[Start of Data shown]

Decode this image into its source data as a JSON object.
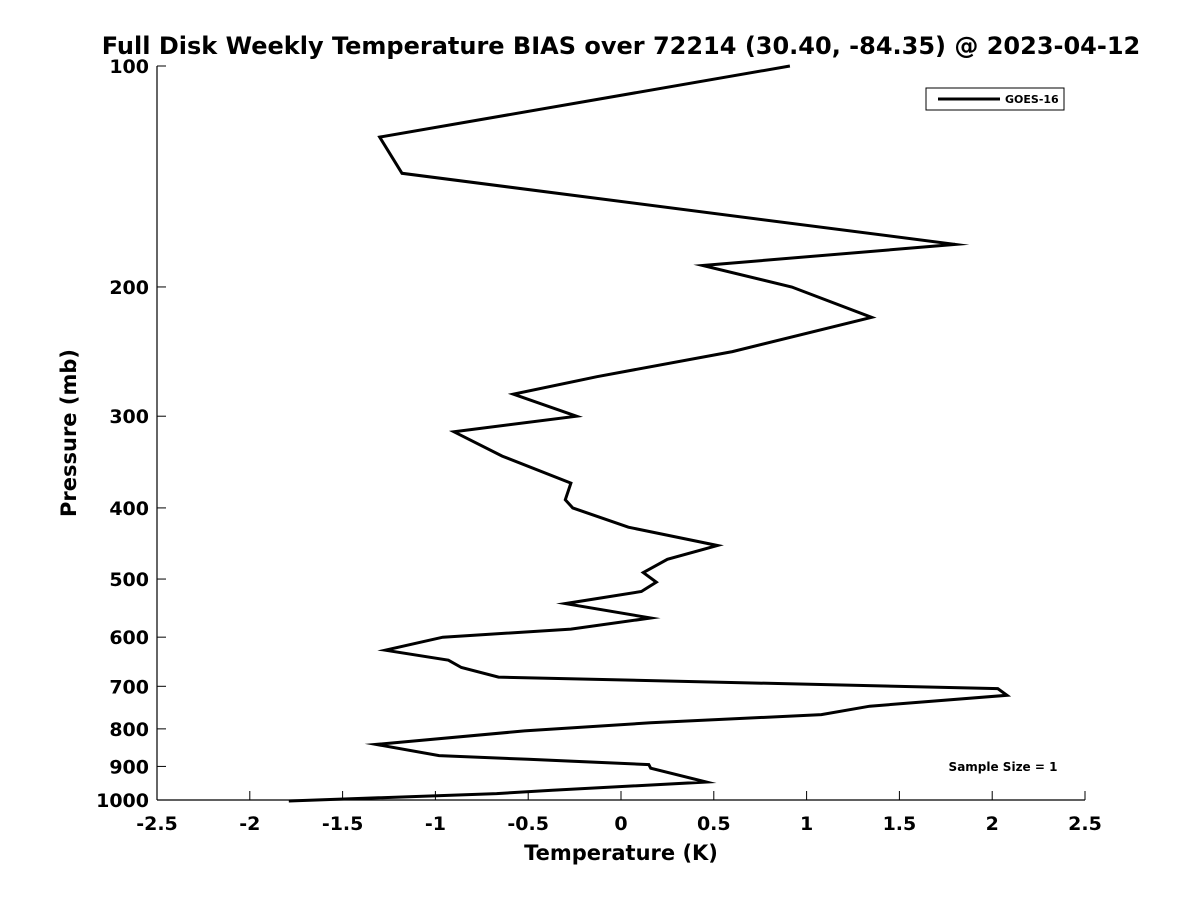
{
  "chart_data": {
    "type": "line",
    "title": "Full Disk Weekly Temperature BIAS over 72214 (30.40, -84.35) @ 2023-04-12",
    "xlabel": "Temperature (K)",
    "ylabel": "Pressure (mb)",
    "xlim": [
      -2.5,
      2.5
    ],
    "ylim": [
      100,
      1000
    ],
    "yscale": "log",
    "yreversed": true,
    "xticks": [
      -2.5,
      -2,
      -1.5,
      -1,
      -0.5,
      0,
      0.5,
      1,
      1.5,
      2,
      2.5
    ],
    "xtick_labels": [
      "-2.5",
      "-2",
      "-1.5",
      "-1",
      "-0.5",
      "0",
      "0.5",
      "1",
      "1.5",
      "2",
      "2.5"
    ],
    "yticks": [
      100,
      200,
      300,
      400,
      500,
      600,
      700,
      800,
      900,
      1000
    ],
    "ytick_labels": [
      "100",
      "200",
      "300",
      "400",
      "500",
      "600",
      "700",
      "800",
      "900",
      "1000"
    ],
    "grid": false,
    "legend_position": "top-right",
    "annotation": "Sample Size = 1",
    "series": [
      {
        "name": "GOES-16",
        "color": "#000000",
        "x": [
          0.91,
          -1.3,
          -1.18,
          1.8,
          0.44,
          0.92,
          1.35,
          0.6,
          -0.13,
          -0.58,
          -0.24,
          -0.9,
          -0.64,
          -0.27,
          -0.3,
          -0.26,
          0.04,
          0.52,
          0.25,
          0.12,
          0.19,
          0.11,
          -0.3,
          0.16,
          -0.27,
          -0.96,
          -1.27,
          -0.93,
          -0.86,
          -0.66,
          2.03,
          2.08,
          1.34,
          1.08,
          0.16,
          -0.52,
          -1.32,
          -0.98,
          -0.5,
          0.15,
          0.16,
          0.46,
          -0.37,
          -0.67,
          -1.79
        ],
        "y": [
          100,
          125,
          140,
          175,
          187,
          200,
          220,
          245,
          265,
          280,
          300,
          315,
          340,
          370,
          390,
          400,
          425,
          450,
          470,
          490,
          505,
          520,
          540,
          565,
          585,
          600,
          625,
          645,
          660,
          680,
          705,
          720,
          745,
          765,
          785,
          805,
          840,
          870,
          880,
          895,
          905,
          945,
          970,
          980,
          1003
        ]
      }
    ]
  }
}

[End of Data shown]

* Work instructions: Look for "Temperature" and pull out every line that has it.

* Written solution:
    "title": "Full Disk Weekly Temperature BIAS over 72214 (30.40, -84.35) @ 2023-04-12",
    "xlabel": "Temperature (K)",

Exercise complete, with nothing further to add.